━━ Data lines ━━
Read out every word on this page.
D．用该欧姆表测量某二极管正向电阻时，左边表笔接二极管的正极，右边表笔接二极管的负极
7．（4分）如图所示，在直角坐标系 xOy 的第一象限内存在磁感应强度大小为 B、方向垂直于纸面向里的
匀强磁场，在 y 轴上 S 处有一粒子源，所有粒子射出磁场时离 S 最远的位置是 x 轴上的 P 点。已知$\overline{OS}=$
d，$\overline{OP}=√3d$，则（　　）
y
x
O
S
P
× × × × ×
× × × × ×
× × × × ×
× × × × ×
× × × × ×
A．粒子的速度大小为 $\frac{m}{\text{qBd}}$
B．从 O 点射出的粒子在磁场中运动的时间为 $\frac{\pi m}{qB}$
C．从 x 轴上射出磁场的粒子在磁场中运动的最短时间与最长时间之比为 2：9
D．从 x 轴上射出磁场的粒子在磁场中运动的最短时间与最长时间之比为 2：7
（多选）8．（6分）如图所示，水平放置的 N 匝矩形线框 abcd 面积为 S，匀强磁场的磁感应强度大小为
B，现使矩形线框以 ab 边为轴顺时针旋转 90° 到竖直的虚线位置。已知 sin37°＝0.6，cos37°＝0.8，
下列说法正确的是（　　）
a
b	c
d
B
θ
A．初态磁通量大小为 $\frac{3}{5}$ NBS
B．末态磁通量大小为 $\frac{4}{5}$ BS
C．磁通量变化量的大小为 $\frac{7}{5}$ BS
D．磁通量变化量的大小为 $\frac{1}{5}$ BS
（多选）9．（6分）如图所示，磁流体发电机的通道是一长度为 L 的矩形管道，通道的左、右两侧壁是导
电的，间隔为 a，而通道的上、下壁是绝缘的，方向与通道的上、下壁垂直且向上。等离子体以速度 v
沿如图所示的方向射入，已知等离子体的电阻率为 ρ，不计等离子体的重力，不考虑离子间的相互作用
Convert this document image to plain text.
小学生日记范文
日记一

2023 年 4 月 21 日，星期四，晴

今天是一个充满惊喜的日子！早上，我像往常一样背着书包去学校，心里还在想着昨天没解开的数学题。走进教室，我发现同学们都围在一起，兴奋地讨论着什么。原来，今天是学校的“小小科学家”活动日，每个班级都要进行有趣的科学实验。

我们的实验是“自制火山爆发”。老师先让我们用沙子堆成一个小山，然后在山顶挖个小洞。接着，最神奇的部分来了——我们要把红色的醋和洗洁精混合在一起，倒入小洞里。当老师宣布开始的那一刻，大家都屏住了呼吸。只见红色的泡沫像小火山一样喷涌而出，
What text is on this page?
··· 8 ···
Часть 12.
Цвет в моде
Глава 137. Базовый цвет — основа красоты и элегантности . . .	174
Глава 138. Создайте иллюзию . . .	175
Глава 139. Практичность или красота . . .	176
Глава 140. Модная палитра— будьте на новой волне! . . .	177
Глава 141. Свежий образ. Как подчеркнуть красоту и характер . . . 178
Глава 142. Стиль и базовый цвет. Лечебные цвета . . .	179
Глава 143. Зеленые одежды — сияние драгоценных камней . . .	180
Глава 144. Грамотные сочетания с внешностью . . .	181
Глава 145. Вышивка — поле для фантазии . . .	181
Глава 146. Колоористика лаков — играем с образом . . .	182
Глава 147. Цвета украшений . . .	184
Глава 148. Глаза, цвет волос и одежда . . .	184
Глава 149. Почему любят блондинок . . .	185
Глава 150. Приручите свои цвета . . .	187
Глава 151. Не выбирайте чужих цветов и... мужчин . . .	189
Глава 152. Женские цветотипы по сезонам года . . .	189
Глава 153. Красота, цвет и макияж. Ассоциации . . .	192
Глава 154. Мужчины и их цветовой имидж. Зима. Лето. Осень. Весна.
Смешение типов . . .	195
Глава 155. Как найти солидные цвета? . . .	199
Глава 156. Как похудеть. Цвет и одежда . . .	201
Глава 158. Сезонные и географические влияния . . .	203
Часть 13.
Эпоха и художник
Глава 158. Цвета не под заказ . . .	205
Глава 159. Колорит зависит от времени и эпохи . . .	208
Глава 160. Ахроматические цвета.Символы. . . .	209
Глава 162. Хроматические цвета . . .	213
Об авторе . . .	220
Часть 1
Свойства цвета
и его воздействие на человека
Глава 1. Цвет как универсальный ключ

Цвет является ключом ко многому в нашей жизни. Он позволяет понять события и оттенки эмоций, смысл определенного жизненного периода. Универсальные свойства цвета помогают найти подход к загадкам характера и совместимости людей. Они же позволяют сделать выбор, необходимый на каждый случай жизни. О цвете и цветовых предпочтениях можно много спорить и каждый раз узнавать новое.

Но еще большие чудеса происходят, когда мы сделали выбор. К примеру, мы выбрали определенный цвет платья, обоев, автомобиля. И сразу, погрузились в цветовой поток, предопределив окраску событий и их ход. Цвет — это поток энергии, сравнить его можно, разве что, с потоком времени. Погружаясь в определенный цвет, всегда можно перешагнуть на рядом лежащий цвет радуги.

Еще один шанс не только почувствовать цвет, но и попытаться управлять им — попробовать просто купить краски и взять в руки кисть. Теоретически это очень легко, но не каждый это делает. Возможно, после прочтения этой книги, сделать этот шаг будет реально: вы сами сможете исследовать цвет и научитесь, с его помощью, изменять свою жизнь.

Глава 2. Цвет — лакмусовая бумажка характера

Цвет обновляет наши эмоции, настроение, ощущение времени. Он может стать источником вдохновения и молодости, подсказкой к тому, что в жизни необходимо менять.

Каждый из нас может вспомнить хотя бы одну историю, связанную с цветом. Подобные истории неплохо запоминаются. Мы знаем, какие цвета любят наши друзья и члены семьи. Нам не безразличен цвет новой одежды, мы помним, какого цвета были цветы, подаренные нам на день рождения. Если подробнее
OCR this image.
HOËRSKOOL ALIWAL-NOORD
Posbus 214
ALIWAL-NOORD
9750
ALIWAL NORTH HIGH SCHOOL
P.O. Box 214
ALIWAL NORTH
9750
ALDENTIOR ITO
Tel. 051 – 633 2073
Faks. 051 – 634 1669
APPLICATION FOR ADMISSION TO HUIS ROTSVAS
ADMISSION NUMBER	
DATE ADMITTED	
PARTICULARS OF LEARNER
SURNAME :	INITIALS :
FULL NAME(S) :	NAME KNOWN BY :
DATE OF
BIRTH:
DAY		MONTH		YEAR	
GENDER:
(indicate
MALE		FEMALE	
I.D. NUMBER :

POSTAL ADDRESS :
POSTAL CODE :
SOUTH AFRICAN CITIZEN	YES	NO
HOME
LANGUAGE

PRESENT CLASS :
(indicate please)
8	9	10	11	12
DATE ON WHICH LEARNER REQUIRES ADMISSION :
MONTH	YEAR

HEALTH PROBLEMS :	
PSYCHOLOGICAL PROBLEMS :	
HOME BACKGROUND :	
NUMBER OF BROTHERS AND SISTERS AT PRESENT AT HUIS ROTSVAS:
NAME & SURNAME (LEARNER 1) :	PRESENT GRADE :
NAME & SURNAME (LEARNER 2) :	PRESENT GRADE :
━━━
What this task involves:
Report how many lines in the data include the word "одежды", and give nothing but the count.

Answer to the exercise:
2